Stored data entries:
----------

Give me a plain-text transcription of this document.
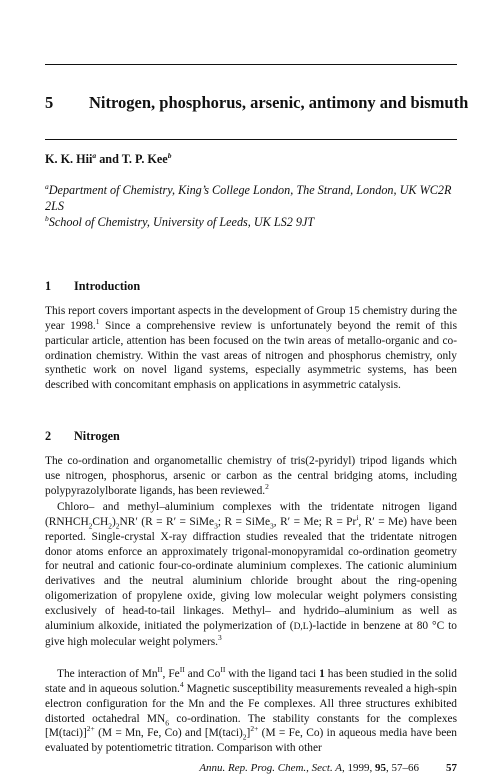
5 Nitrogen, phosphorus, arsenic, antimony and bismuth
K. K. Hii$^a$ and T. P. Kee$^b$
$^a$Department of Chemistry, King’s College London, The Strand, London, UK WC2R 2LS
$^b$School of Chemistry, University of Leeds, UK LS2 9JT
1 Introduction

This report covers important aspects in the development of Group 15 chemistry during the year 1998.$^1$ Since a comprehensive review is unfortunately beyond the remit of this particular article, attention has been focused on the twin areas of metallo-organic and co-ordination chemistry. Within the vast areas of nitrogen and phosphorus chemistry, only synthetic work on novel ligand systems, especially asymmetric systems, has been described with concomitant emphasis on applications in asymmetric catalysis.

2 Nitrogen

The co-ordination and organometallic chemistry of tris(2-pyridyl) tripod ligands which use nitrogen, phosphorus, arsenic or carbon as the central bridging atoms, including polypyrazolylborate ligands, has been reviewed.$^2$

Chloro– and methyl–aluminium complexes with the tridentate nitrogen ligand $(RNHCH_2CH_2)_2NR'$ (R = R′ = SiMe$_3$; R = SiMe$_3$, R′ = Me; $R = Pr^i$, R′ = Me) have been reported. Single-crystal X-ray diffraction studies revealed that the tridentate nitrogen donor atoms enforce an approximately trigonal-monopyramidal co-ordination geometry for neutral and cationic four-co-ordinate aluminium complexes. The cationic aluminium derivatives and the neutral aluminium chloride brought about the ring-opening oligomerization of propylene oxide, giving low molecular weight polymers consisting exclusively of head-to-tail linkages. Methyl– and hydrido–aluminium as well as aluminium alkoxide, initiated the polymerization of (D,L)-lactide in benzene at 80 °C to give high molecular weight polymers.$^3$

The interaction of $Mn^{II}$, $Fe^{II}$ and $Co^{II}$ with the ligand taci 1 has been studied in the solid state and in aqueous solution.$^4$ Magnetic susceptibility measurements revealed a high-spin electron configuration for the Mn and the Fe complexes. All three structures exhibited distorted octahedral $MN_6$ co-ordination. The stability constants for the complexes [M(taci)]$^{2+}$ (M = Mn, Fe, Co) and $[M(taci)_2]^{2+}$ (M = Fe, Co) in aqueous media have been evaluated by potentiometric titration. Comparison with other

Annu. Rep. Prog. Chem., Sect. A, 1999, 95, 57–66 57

----------

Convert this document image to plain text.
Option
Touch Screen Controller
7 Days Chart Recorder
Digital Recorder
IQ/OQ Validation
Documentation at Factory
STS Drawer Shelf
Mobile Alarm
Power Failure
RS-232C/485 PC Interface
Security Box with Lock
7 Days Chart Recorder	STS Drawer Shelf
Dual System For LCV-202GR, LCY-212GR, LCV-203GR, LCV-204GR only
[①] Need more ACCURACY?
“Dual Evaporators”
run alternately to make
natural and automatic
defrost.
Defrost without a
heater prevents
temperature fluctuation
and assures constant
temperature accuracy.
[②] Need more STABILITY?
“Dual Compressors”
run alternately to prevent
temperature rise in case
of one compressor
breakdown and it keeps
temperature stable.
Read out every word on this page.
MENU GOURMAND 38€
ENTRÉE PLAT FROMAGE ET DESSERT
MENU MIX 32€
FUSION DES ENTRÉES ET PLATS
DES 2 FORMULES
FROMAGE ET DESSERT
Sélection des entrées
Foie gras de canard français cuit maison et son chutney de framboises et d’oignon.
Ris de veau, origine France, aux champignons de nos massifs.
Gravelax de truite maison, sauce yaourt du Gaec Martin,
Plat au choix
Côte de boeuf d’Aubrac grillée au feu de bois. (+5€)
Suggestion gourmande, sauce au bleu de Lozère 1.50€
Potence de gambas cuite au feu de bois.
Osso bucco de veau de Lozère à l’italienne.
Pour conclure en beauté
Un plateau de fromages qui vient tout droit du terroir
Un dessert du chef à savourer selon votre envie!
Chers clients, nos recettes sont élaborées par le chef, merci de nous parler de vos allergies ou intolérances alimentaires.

----------

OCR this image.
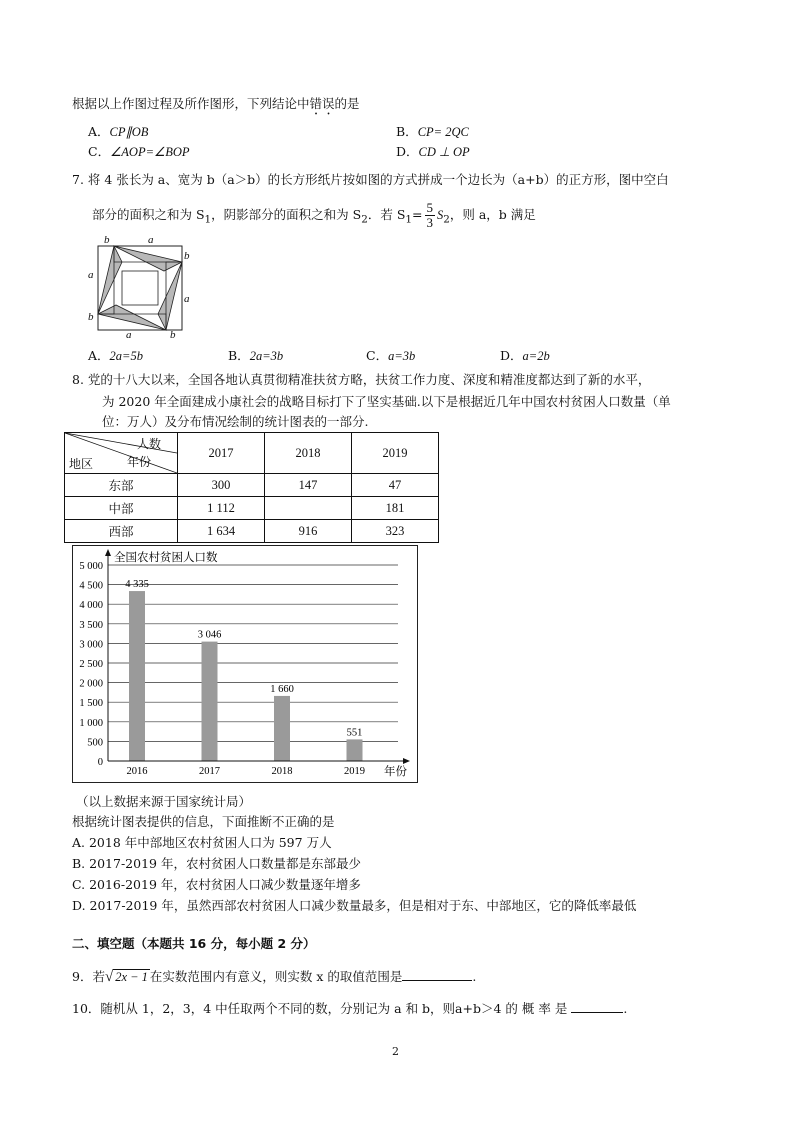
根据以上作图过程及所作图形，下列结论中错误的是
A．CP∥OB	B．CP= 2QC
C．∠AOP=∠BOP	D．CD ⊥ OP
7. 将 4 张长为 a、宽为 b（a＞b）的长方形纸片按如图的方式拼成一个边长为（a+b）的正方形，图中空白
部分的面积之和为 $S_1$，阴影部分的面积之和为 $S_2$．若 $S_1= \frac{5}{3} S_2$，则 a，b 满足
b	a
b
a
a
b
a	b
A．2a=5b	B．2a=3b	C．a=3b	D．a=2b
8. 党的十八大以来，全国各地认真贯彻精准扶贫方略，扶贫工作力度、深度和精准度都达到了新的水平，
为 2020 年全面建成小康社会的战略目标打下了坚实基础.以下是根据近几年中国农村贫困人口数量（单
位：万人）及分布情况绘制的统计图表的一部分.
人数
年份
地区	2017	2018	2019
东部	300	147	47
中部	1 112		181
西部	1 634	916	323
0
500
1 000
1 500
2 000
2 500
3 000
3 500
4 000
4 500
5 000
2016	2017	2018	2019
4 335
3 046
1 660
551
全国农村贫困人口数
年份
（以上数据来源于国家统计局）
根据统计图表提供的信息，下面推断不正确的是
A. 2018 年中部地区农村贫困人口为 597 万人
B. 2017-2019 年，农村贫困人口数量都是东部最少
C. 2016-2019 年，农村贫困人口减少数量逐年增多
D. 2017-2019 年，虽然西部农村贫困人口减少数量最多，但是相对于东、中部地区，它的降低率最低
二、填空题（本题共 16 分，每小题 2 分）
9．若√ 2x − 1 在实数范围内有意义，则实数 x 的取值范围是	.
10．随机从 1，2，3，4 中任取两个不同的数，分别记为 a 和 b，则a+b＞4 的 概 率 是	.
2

----------

■ **REQUIREMENTS**: Your task is to gather all lines from the entries above that hold the word "veau".

■ **EXERCISE OUTPUT**:
Ris de veau, origine France, aux champignons de nos massifs.
Osso bucco de veau de Lozère à l’italienne.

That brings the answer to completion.